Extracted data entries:
=-=-=
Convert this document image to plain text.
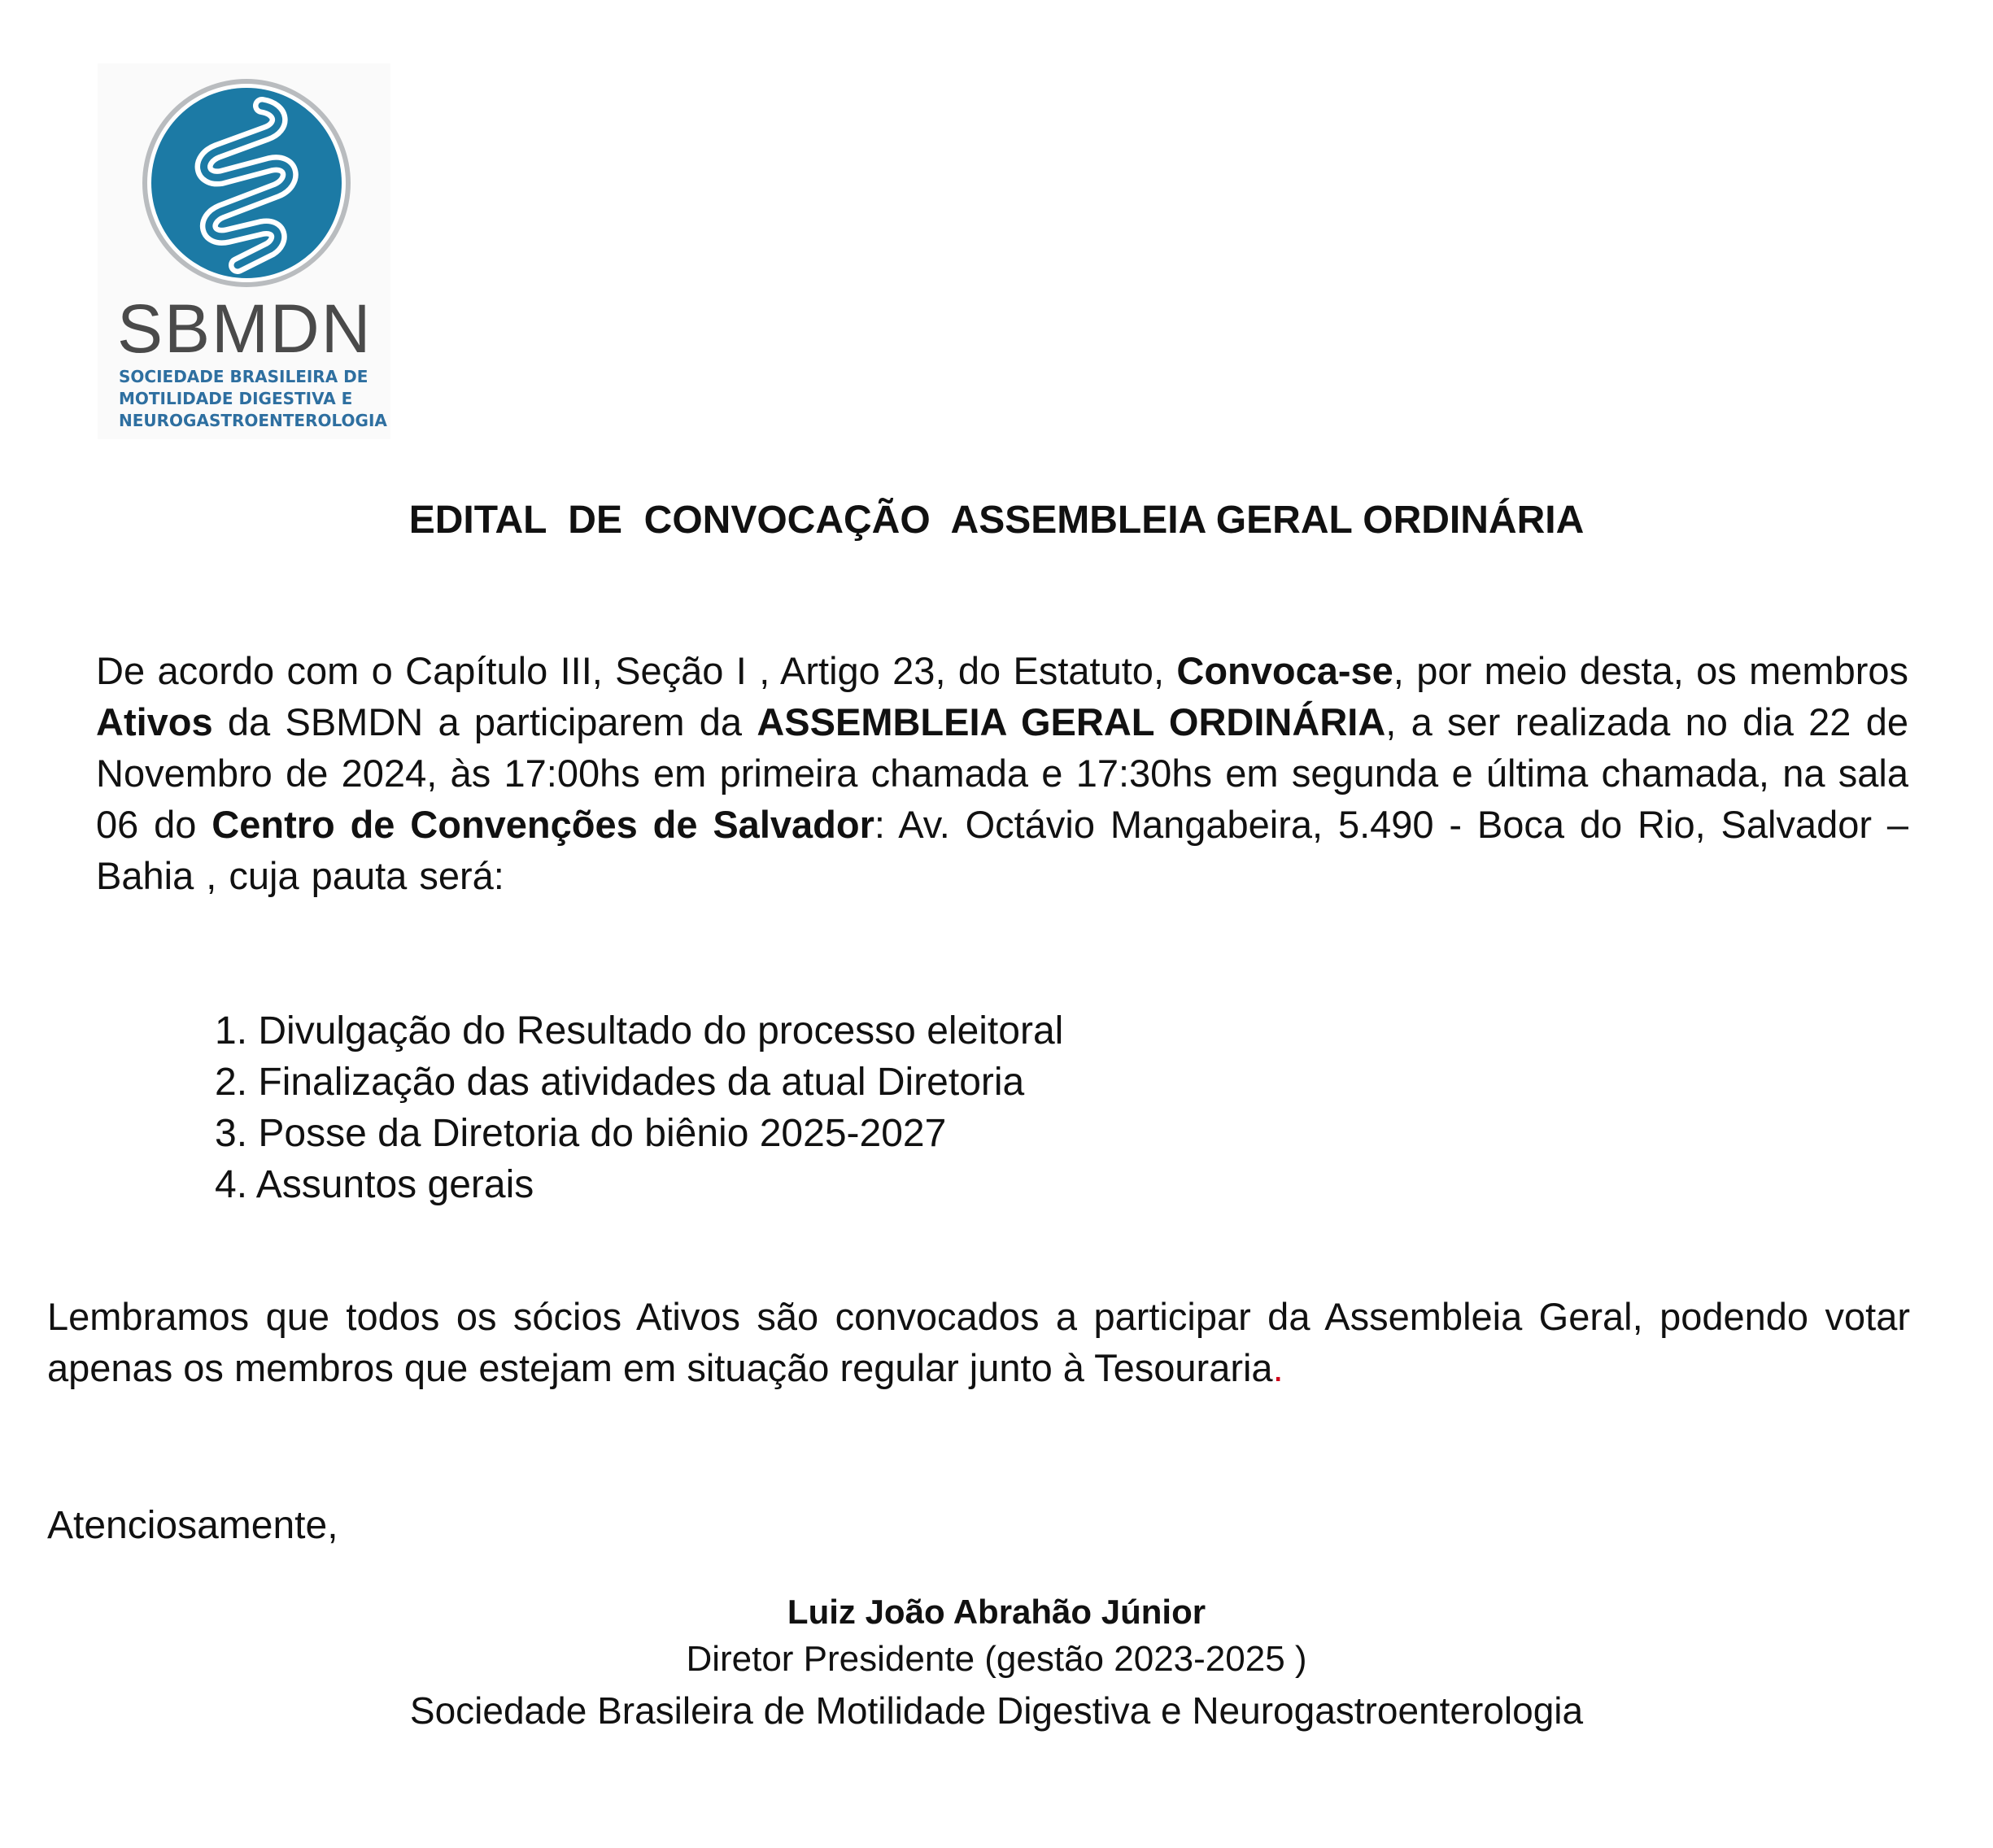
SBMDN
SOCIEDADE BRASILEIRA DE
MOTILIDADE DIGESTIVA E
NEUROGASTROENTEROLOGIA
EDITAL  DE  CONVOCAÇÃO  ASSEMBLEIA GERAL ORDINÁRIA
De acordo com o Capítulo III, Seção I , Artigo 23, do Estatuto, Convoca-se, por meio desta, os membros Ativos da SBMDN a participarem da ASSEMBLEIA GERAL ORDINÁRIA, a ser realizada no dia 22 de Novembro de 2024, às 17:00hs em primeira chamada e 17:30hs em segunda e última chamada, na sala 06 do Centro de Convenções de Salvador: Av. Octávio Mangabeira, 5.490 - Boca do Rio, Salvador – Bahia , cuja pauta será:
1. Divulgação do Resultado do processo eleitoral
2. Finalização das atividades da atual Diretoria
3. Posse da Diretoria do biênio 2025-2027
4. Assuntos gerais
Lembramos que todos os sócios Ativos são convocados a participar da Assembleia Geral, podendo votar apenas os membros que estejam em situação regular junto à Tesouraria.
Atenciosamente,
Luiz João Abrahão Júnior
Diretor Presidente (gestão 2023-2025 )
Sociedade Brasileira de Motilidade Digestiva e Neurogastroenterologia
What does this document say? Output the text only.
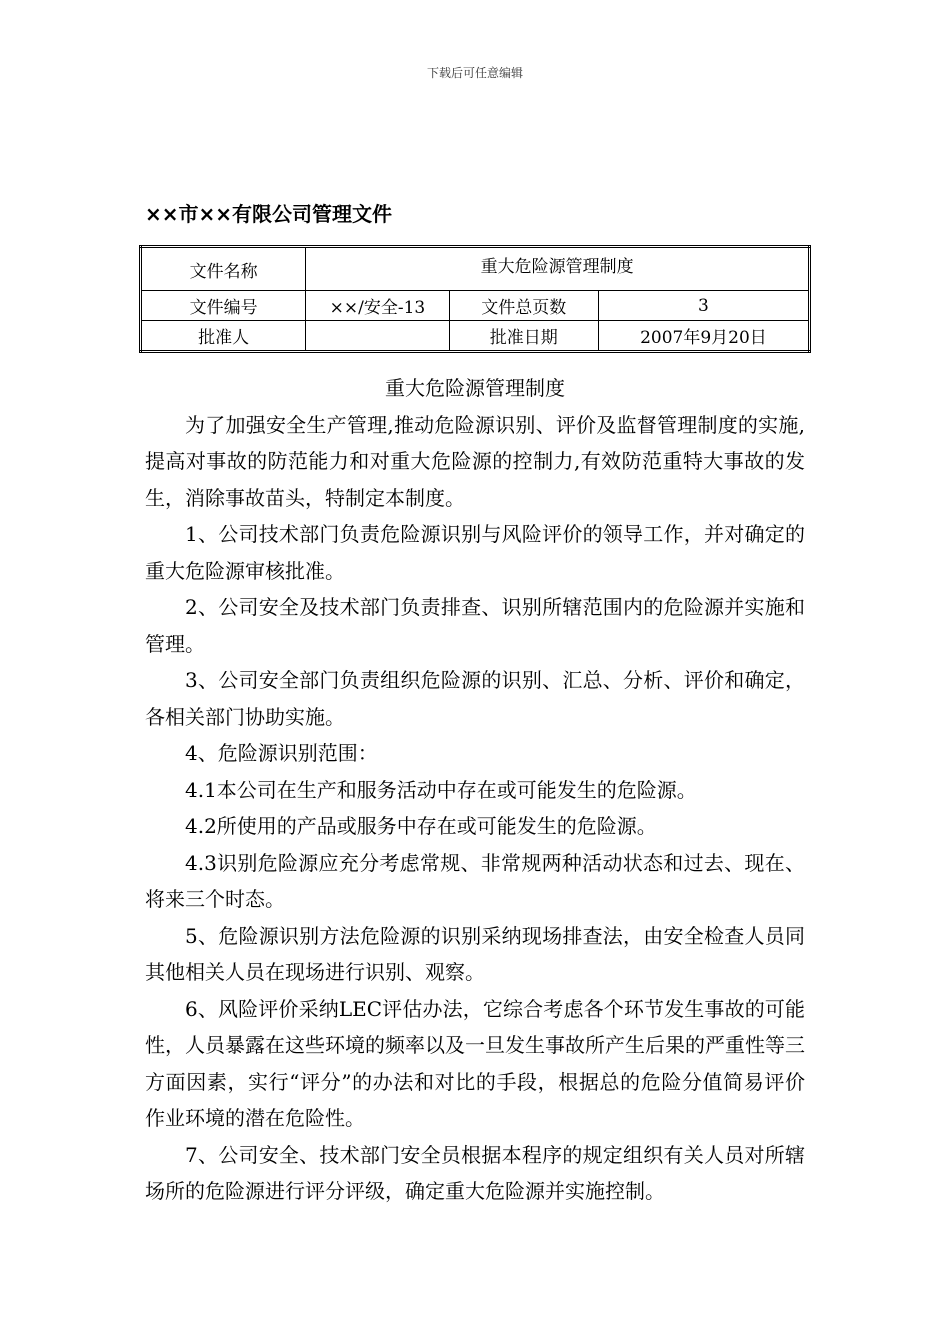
下载后可任意编辑
××市××有限公司管理文件
文件名称	重大危险源管理制度		
文件编号	××/安全-13	文件总页数	3
批准人		批准日期	2007年9月20日
重大危险源管理制度

为了加强安全生产管理,推动危险源识别、评价及监督管理制度的实施,提高对事故的防范能力和对重大危险源的控制力,有效防范重特大事故的发生，消除事故苗头，特制定本制度。

1、公司技术部门负责危险源识别与风险评价的领导工作，并对确定的重大危险源审核批准。

2、公司安全及技术部门负责排查、识别所辖范围内的危险源并实施和管理。

3、公司安全部门负责组织危险源的识别、汇总、分析、评价和确定，各相关部门协助实施。

4、危险源识别范围：

4.1本公司在生产和服务活动中存在或可能发生的危险源。

4.2所使用的产品或服务中存在或可能发生的危险源。

4.3识别危险源应充分考虑常规、非常规两种活动状态和过去、现在、将来三个时态。

5、危险源识别方法危险源的识别采纳现场排查法，由安全检查人员同其他相关人员在现场进行识别、观察。

6、风险评价采纳LEC评估办法，它综合考虑各个环节发生事故的可能性，人员暴露在这些环境的频率以及一旦发生事故所产生后果的严重性等三方面因素，实行“评分”的办法和对比的手段，根据总的危险分值简易评价作业环境的潜在危险性。

7、公司安全、技术部门安全员根据本程序的规定组织有关人员对所辖场所的危险源进行评分评级，确定重大危险源并实施控制。
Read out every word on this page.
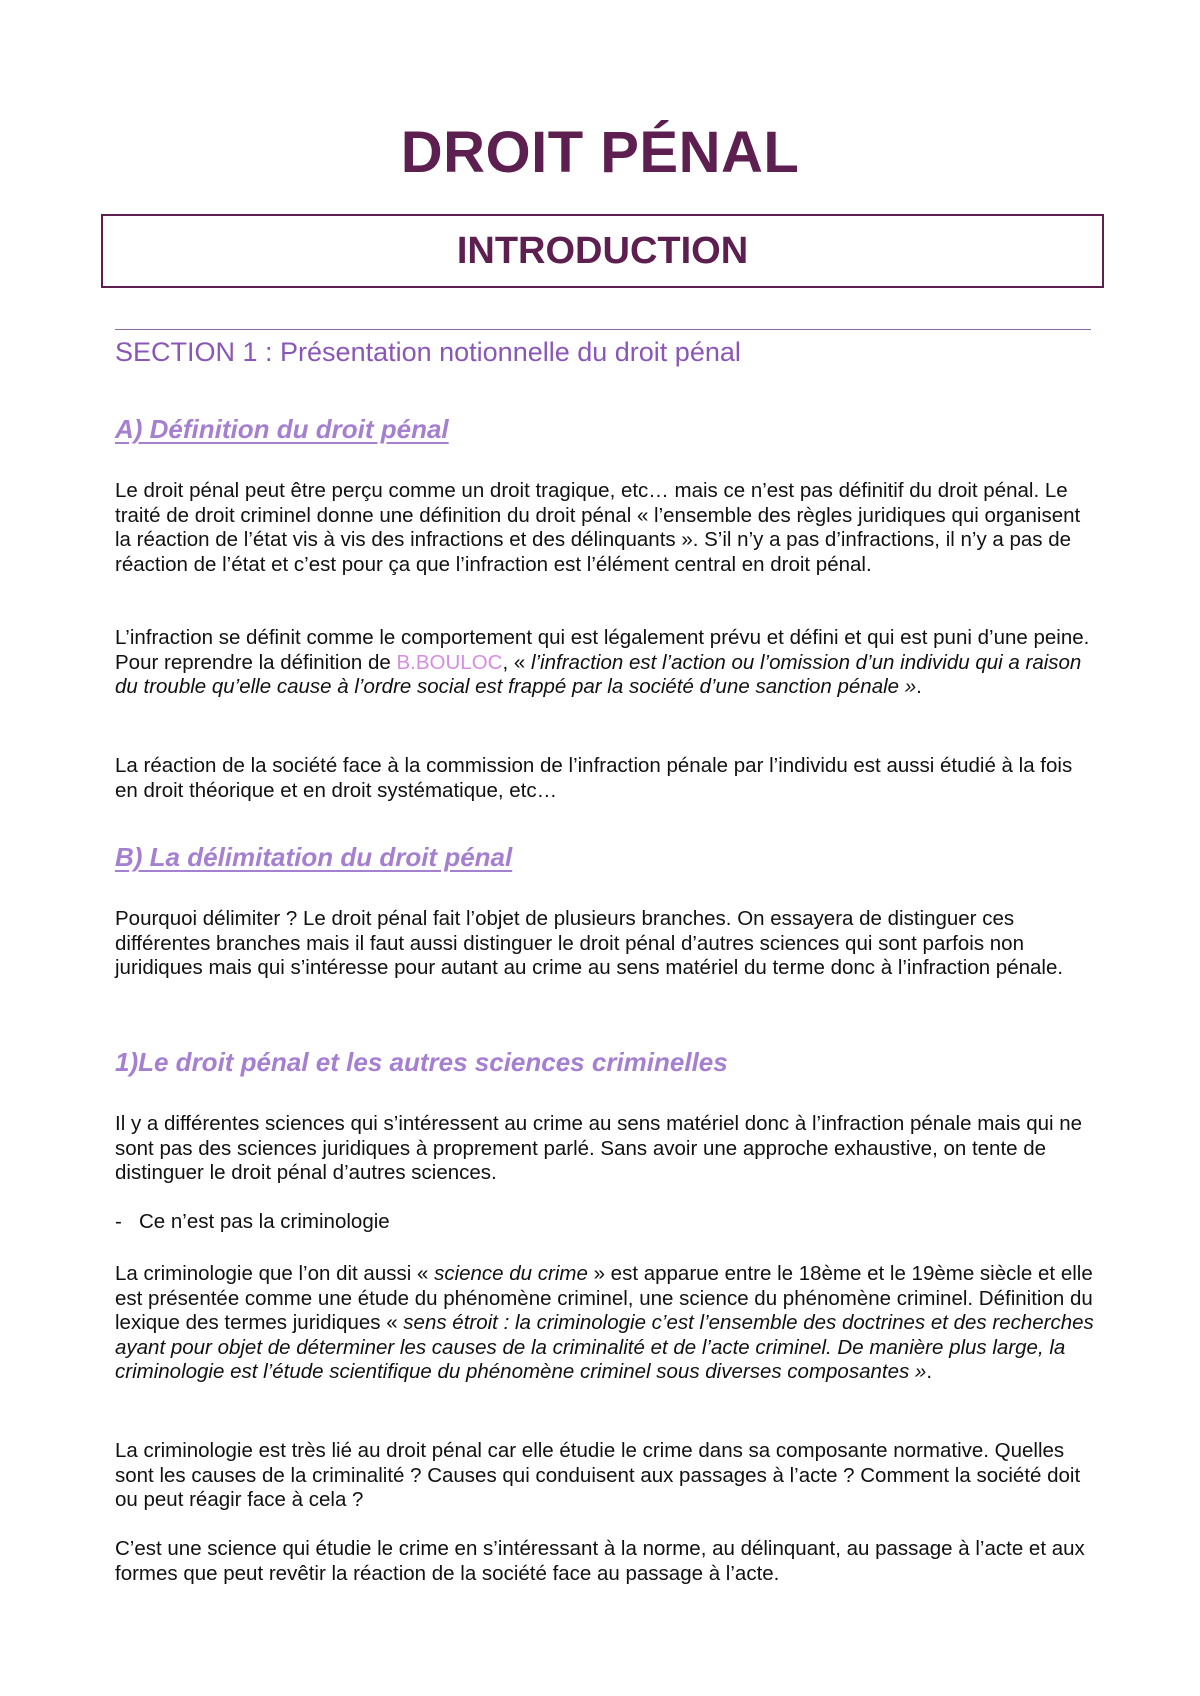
DROIT PÉNAL
INTRODUCTION
SECTION 1 : Présentation notionnelle du droit pénal
A) Définition du droit pénal
Le droit pénal peut être perçu comme un droit tragique, etc… mais ce n’est pas définitif du droit pénal. Le traité de droit criminel donne une définition du droit pénal « l’ensemble des règles juridiques qui organisent la réaction de l’état vis à vis des infractions et des délinquants ». S’il n’y a pas d’infractions, il n’y a pas de réaction de l’état et c’est pour ça que l’infraction est l’élément central en droit pénal.
L’infraction se définit comme le comportement qui est légalement prévu et défini et qui est puni d’une peine. Pour reprendre la définition de B.BOULOC, « l’infraction est l’action ou l’omission d’un individu qui a raison du trouble qu’elle cause à l’ordre social est frappé par la société d’une sanction pénale ».
La réaction de la société face à la commission de l’infraction pénale par l’individu est aussi étudié à la fois en droit théorique et en droit systématique, etc…
B) La délimitation du droit pénal
Pourquoi délimiter ? Le droit pénal fait l’objet de plusieurs branches. On essayera de distinguer ces différentes branches mais il faut aussi distinguer le droit pénal d’autres sciences qui sont parfois non juridiques mais qui s’intéresse pour autant au crime au sens matériel du terme donc à l’infraction pénale.
1)Le droit pénal et les autres sciences criminelles
Il y a différentes sciences qui s’intéressent au crime au sens matériel donc à l’infraction pénale mais qui ne sont pas des sciences juridiques à proprement parlé. Sans avoir une approche exhaustive, on tente de distinguer le droit pénal d’autres sciences.
- Ce n’est pas la criminologie
La criminologie que l’on dit aussi « science du crime » est apparue entre le 18ème et le 19ème siècle et elle est présentée comme une étude du phénomène criminel, une science du phénomène criminel. Définition du lexique des termes juridiques « sens étroit : la criminologie c’est l’ensemble des doctrines et des recherches ayant pour objet de déterminer les causes de la criminalité et de l’acte criminel. De manière plus large, la criminologie est l’étude scientifique du phénomène criminel sous diverses composantes ».
La criminologie est très lié au droit pénal car elle étudie le crime dans sa composante normative. Quelles sont les causes de la criminalité ? Causes qui conduisent aux passages à l’acte ? Comment la société doit ou peut réagir face à cela ?
C’est une science qui étudie le crime en s’intéressant à la norme, au délinquant, au passage à l’acte et aux formes que peut revêtir la réaction de la société face au passage à l’acte.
=-=-=
Job
Using the records given above, list every line that includes the word "membros".

Solution to this exercise
De acordo com o Capítulo III, Seção I , Artigo 23, do Estatuto, Convoca-se, por meio desta, os membros Ativos da SBMDN a participarem da ASSEMBLEIA GERAL ORDINÁRIA, a ser realizada no dia 22 de Novembro de 2024, às 17:00hs em primeira chamada e 17:30hs em segunda e última chamada, na sala 06 do Centro de Convenções de Salvador: Av. Octávio Mangabeira, 5.490 - Boca do Rio, Salvador – Bahia , cuja pauta será:
Lembramos que todos os sócios Ativos são convocados a participar da Assembleia Geral, podendo votar apenas os membros que estejam em situação regular junto à Tesouraria.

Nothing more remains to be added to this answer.